_GOAL_
Going through the material below, please gather all lines with the word "April" in them.

+++ DATASET EXTRACT +++

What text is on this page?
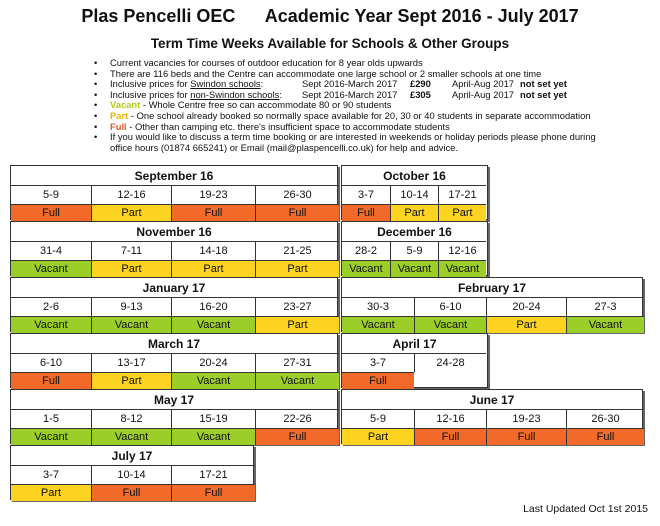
Plas Pencelli OEC      Academic Year Sept 2016 - July 2017
Term Time Weeks Available for Schools & Other Groups
• Current vacancies for courses of outdoor education for 8 year olds upwards
• There are 116 beds and the Centre can accommodate one large school or 2 smaller schools at one time
• Inclusive prices for Swindon schools:	Sept 2016-March 2017 £290 April-Aug 2017 not set yet
• Inclusive prices for non-Swindon schools: Sept 2016-March 2017 £305 April-Aug 2017 not set yet
• Vacant - Whole Centre free so can accommodate 80 or 90 students
• Part - One school already booked so normally space available for 20, 30 or 40 students in separate accommodation
• Full - Other than camping etc. there's insufficient space to accommodate students
• If you would like to discuss a term time booking or are interested in weekends or holiday periods please phone during
office hours (01874 665241) or Email (mail@plaspencelli.co.uk) for help and advice.
September 16
5-9
Full
12-16
Part
19-23
Full
26-30
Full
October 16
3-7
Full
10-14
Part
17-21
Part
November 16
31-4
Vacant
7-11
Part
14-18
Part
21-25
Part
December 16
28-2
Vacant
5-9
Vacant
12-16
Vacant
January 17
2-6
Vacant
9-13
Vacant
16-20
Vacant
23-27
Part
February 17
30-3
Vacant
6-10
Vacant
20-24
Part
27-3
Vacant
March 17
6-10
Full
13-17
Part
20-24
Vacant
27-31
Vacant
April 17
3-7
Full
24-28
May 17
1-5
Vacant
8-12
Vacant
15-19
Vacant
22-26
Full
June 17
5-9
Part
12-16
Full
19-23
Full
26-30
Full
July 17
3-7
Part
10-14
Full
17-21
Full
Last Updated Oct 1st 2015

+++

_ANSWER TO THIS EXERCISE_
• Inclusive prices for Swindon schools:	Sept 2016-March 2017 £290 April-Aug 2017 not set yet
• Inclusive prices for non-Swindon schools: Sept 2016-March 2017 £305 April-Aug 2017 not set yet
April 17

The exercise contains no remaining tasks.